= LISTED ENTRIES =
--- --- ---

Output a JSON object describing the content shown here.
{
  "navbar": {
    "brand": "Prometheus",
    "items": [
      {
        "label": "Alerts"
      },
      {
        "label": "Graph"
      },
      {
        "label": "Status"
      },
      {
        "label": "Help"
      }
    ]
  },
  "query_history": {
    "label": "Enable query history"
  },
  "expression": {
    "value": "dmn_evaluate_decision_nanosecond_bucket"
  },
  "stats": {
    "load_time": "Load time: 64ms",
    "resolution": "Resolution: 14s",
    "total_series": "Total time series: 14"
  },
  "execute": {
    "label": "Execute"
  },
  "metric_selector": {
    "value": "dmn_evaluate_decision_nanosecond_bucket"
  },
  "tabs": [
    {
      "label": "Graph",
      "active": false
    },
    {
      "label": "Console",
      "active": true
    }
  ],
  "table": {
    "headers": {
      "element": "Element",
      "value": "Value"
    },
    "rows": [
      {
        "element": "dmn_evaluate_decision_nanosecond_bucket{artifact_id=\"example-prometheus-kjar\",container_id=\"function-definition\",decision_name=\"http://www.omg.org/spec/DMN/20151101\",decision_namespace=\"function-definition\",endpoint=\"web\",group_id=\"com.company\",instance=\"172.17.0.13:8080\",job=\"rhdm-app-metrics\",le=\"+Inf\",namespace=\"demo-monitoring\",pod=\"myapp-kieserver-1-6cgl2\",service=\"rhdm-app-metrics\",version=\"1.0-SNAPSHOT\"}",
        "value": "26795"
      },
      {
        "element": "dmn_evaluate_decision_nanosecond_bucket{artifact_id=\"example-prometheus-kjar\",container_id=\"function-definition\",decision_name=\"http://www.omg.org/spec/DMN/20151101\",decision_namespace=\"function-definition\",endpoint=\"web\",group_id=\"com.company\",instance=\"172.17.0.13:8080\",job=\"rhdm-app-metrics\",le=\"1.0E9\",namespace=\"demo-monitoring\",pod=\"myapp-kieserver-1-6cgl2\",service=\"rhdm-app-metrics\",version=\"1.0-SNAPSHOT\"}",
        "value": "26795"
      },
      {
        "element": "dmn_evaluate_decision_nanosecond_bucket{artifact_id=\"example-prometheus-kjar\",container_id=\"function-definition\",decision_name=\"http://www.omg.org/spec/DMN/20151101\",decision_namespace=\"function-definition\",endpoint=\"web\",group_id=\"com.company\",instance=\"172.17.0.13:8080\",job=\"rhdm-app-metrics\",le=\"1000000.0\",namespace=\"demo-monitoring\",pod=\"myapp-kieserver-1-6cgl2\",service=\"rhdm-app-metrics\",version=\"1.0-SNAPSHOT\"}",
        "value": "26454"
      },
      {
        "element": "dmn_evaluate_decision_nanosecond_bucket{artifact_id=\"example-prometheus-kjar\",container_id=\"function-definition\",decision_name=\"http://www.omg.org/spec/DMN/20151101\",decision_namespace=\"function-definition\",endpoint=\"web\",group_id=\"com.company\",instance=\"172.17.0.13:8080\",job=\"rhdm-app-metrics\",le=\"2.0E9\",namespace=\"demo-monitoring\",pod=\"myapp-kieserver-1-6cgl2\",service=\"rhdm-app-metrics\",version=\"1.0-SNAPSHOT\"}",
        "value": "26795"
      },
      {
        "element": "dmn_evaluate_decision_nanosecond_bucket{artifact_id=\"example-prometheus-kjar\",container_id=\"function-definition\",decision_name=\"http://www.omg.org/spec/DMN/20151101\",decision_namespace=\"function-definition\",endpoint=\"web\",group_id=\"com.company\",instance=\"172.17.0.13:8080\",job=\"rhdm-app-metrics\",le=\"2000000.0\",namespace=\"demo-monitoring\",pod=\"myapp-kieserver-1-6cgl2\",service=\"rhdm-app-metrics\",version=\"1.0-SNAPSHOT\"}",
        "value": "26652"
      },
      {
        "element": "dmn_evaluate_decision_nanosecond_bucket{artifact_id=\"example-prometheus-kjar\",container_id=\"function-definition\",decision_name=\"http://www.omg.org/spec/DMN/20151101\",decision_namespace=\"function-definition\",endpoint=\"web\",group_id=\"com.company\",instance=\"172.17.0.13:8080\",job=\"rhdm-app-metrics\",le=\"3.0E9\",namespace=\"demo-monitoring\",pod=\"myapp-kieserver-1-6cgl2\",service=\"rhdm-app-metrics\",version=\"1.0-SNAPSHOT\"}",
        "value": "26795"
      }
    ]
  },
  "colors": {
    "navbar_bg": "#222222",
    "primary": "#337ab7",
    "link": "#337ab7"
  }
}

--- --- ---

= INSTRUCTIONS TO FOLLOW =
Return every line above that contains the word "time".

= RIGHT ANSWER =
    "load_time": "Load time: 64ms",
    "total_series": "Total time series: 14"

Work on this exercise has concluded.